> _Written task_
Please retype the records below exactly, leaving out any pictures.

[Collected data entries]
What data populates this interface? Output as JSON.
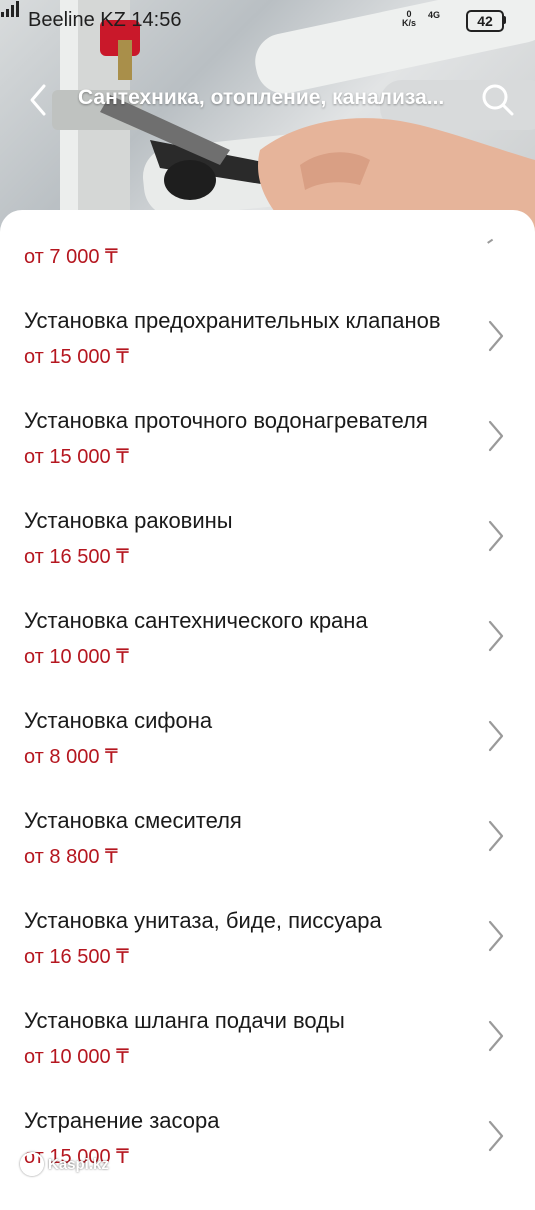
{
  "status_bar": {
    "carrier_time": "Beeline KZ 14:56",
    "net_speed_value": "0",
    "net_speed_unit": "K/s",
    "network_type": "4G",
    "battery": "42"
  },
  "header": {
    "title": "Сантехника, отопление, канализа...",
    "back_icon": "chevron-left-icon",
    "search_icon": "search-icon"
  },
  "top_item": {
    "price": "от 7 000 ₸"
  },
  "services": [
    {
      "title": "Установка предохранительных клапанов",
      "price": "от 15 000 ₸"
    },
    {
      "title": "Установка проточного водонагревателя",
      "price": "от 15 000 ₸"
    },
    {
      "title": "Установка раковины",
      "price": "от 16 500 ₸"
    },
    {
      "title": "Установка сантехнического крана",
      "price": "от 10 000 ₸"
    },
    {
      "title": "Установка сифона",
      "price": "от 8 000 ₸"
    },
    {
      "title": "Установка смесителя",
      "price": "от 8 800 ₸"
    },
    {
      "title": "Установка унитаза, биде, писсуара",
      "price": "от 16 500 ₸"
    },
    {
      "title": "Установка шланга подачи воды",
      "price": "от 10 000 ₸"
    },
    {
      "title": "Устранение засора",
      "price": "от 15 000 ₸"
    }
  ],
  "watermark": "Kaspi.kz",
  "colors": {
    "price": "#b5161f",
    "title": "#1a1a1a",
    "chevron": "#9a9a9a"
  }
}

> _Worked solution_
What data populates this interface? Output as JSON.
{
  "status_bar": {
    "carrier_time": "Beeline KZ 14:56",
    "net_speed_value": "0",
    "net_speed_unit": "K/s",
    "network_type": "4G",
    "battery": "42"
  },
  "header": {
    "title": "Сантехника, отопление, канализа...",
    "back_icon": "chevron-left-icon",
    "search_icon": "search-icon"
  },
  "top_item": {
    "price": "от 7 000 ₸"
  },
  "services": [
    {
      "title": "Установка предохранительных клапанов",
      "price": "от 15 000 ₸"
    },
    {
      "title": "Установка проточного водонагревателя",
      "price": "от 15 000 ₸"
    },
    {
      "title": "Установка раковины",
      "price": "от 16 500 ₸"
    },
    {
      "title": "Установка сантехнического крана",
      "price": "от 10 000 ₸"
    },
    {
      "title": "Установка сифона",
      "price": "от 8 000 ₸"
    },
    {
      "title": "Установка смесителя",
      "price": "от 8 800 ₸"
    },
    {
      "title": "Установка унитаза, биде, писсуара",
      "price": "от 16 500 ₸"
    },
    {
      "title": "Установка шланга подачи воды",
      "price": "от 10 000 ₸"
    },
    {
      "title": "Устранение засора",
      "price": "от 15 000 ₸"
    }
  ],
  "watermark": "Kaspi.kz",
  "colors": {
    "price": "#b5161f",
    "title": "#1a1a1a",
    "chevron": "#9a9a9a"
  }
}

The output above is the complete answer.